** Excerpted data **
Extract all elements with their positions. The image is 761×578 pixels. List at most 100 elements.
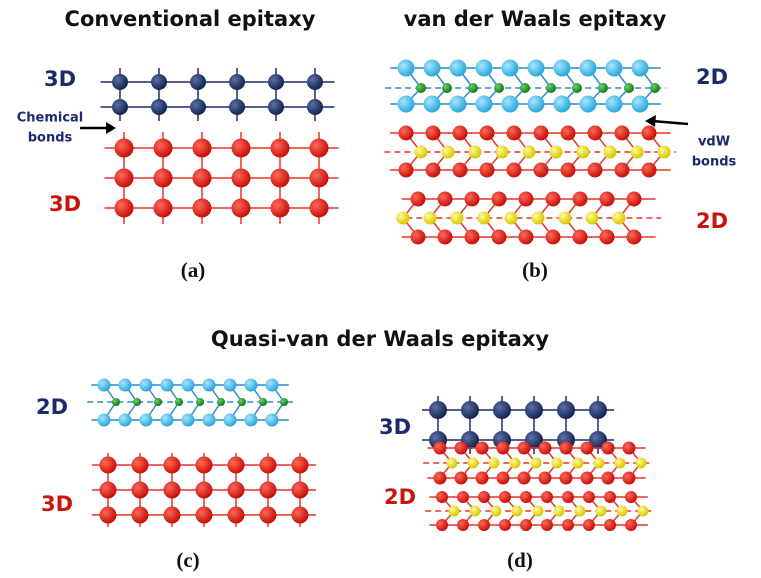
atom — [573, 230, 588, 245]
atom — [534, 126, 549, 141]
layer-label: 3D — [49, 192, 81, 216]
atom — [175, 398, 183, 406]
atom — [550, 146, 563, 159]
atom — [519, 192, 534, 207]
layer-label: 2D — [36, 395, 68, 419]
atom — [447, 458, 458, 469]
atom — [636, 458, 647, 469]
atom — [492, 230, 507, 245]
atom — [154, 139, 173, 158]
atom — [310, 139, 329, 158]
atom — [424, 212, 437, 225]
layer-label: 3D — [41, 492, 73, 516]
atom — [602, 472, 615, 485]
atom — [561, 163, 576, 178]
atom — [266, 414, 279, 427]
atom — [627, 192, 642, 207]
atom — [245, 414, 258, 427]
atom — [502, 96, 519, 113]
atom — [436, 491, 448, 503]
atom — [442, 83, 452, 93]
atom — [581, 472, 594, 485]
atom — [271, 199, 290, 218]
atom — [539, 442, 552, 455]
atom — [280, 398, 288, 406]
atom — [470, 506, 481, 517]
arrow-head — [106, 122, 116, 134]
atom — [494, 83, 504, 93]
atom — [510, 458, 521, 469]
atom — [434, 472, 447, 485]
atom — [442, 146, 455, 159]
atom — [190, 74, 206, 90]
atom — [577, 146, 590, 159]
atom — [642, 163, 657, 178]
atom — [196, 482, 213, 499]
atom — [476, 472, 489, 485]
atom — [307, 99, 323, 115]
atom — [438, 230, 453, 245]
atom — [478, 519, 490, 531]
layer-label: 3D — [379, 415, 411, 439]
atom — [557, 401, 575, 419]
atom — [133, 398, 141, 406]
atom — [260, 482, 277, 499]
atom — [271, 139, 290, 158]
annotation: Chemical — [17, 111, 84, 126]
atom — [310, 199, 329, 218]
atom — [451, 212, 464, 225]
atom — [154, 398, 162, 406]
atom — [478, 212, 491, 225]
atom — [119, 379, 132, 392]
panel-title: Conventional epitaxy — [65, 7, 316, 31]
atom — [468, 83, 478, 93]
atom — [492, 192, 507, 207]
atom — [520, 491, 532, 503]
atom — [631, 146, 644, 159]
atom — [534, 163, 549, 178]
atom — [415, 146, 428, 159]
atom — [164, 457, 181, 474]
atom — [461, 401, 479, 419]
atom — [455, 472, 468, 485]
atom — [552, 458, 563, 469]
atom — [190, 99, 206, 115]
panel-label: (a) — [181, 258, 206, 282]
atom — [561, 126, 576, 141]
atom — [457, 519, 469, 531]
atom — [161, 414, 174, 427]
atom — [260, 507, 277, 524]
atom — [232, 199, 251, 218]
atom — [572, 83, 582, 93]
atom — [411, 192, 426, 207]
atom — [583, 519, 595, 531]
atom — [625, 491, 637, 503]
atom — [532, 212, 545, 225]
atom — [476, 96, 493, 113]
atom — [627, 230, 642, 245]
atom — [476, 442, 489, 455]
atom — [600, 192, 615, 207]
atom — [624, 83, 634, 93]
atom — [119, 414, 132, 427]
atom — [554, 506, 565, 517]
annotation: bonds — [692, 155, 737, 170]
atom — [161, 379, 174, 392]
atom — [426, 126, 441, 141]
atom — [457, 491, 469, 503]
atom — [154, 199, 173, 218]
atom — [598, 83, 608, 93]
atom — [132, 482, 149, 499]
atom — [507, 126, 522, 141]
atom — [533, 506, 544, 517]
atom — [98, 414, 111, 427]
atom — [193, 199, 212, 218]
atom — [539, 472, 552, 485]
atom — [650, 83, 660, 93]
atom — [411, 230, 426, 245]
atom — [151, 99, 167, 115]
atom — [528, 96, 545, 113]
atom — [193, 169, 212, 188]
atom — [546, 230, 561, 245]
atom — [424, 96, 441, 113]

** Set task **
Extract every line above without changes, leaving out the picture.

** Complete answer **
Extract all elements with their positions. The image is 761×578 pixels. List at most 100 elements.
atom — [573, 230, 588, 245]
atom — [534, 126, 549, 141]
layer-label: 3D — [49, 192, 81, 216]
atom — [175, 398, 183, 406]
atom — [550, 146, 563, 159]
atom — [519, 192, 534, 207]
layer-label: 2D — [36, 395, 68, 419]
atom — [447, 458, 458, 469]
atom — [636, 458, 647, 469]
atom — [492, 230, 507, 245]
atom — [154, 139, 173, 158]
atom — [310, 139, 329, 158]
atom — [424, 212, 437, 225]
layer-label: 3D — [41, 492, 73, 516]
atom — [602, 472, 615, 485]
atom — [561, 163, 576, 178]
atom — [266, 414, 279, 427]
atom — [627, 192, 642, 207]
atom — [245, 414, 258, 427]
atom — [502, 96, 519, 113]
atom — [436, 491, 448, 503]
atom — [442, 83, 452, 93]
atom — [581, 472, 594, 485]
atom — [271, 199, 290, 218]
atom — [539, 442, 552, 455]
atom — [280, 398, 288, 406]
atom — [470, 506, 481, 517]
arrow-head — [106, 122, 116, 134]
atom — [494, 83, 504, 93]
atom — [510, 458, 521, 469]
atom — [434, 472, 447, 485]
atom — [442, 146, 455, 159]
atom — [190, 74, 206, 90]
atom — [577, 146, 590, 159]
atom — [642, 163, 657, 178]
atom — [196, 482, 213, 499]
atom — [476, 472, 489, 485]
atom — [307, 99, 323, 115]
atom — [438, 230, 453, 245]
atom — [478, 519, 490, 531]
layer-label: 3D — [379, 415, 411, 439]
atom — [557, 401, 575, 419]
atom — [133, 398, 141, 406]
atom — [260, 482, 277, 499]
atom — [271, 139, 290, 158]
annotation: Chemical — [17, 111, 84, 126]
atom — [310, 199, 329, 218]
atom — [451, 212, 464, 225]
atom — [154, 398, 162, 406]
atom — [478, 212, 491, 225]
atom — [119, 379, 132, 392]
panel-title: Conventional epitaxy — [65, 7, 316, 31]
atom — [468, 83, 478, 93]
atom — [492, 192, 507, 207]
atom — [520, 491, 532, 503]
atom — [631, 146, 644, 159]
atom — [534, 163, 549, 178]
atom — [415, 146, 428, 159]
atom — [164, 457, 181, 474]
atom — [461, 401, 479, 419]
atom — [455, 472, 468, 485]
atom — [552, 458, 563, 469]
atom — [190, 99, 206, 115]
panel-label: (a) — [181, 258, 206, 282]
atom — [561, 126, 576, 141]
atom — [457, 519, 469, 531]
atom — [161, 414, 174, 427]
atom — [260, 507, 277, 524]
atom — [232, 199, 251, 218]
atom — [572, 83, 582, 93]
atom — [411, 192, 426, 207]
atom — [583, 519, 595, 531]
atom — [625, 491, 637, 503]
atom — [532, 212, 545, 225]
atom — [476, 96, 493, 113]
atom — [627, 230, 642, 245]
atom — [476, 442, 489, 455]
atom — [600, 192, 615, 207]
atom — [624, 83, 634, 93]
atom — [119, 414, 132, 427]
atom — [554, 506, 565, 517]
annotation: bonds — [692, 155, 737, 170]
atom — [161, 379, 174, 392]
atom — [426, 126, 441, 141]
atom — [457, 491, 469, 503]
atom — [154, 199, 173, 218]
atom — [598, 83, 608, 93]
atom — [132, 482, 149, 499]
atom — [507, 126, 522, 141]
atom — [533, 506, 544, 517]
atom — [98, 414, 111, 427]
atom — [193, 199, 212, 218]
atom — [539, 472, 552, 485]
atom — [650, 83, 660, 93]
atom — [411, 230, 426, 245]
atom — [151, 99, 167, 115]
atom — [528, 96, 545, 113]
atom — [193, 169, 212, 188]
atom — [546, 230, 561, 245]
atom — [424, 96, 441, 113]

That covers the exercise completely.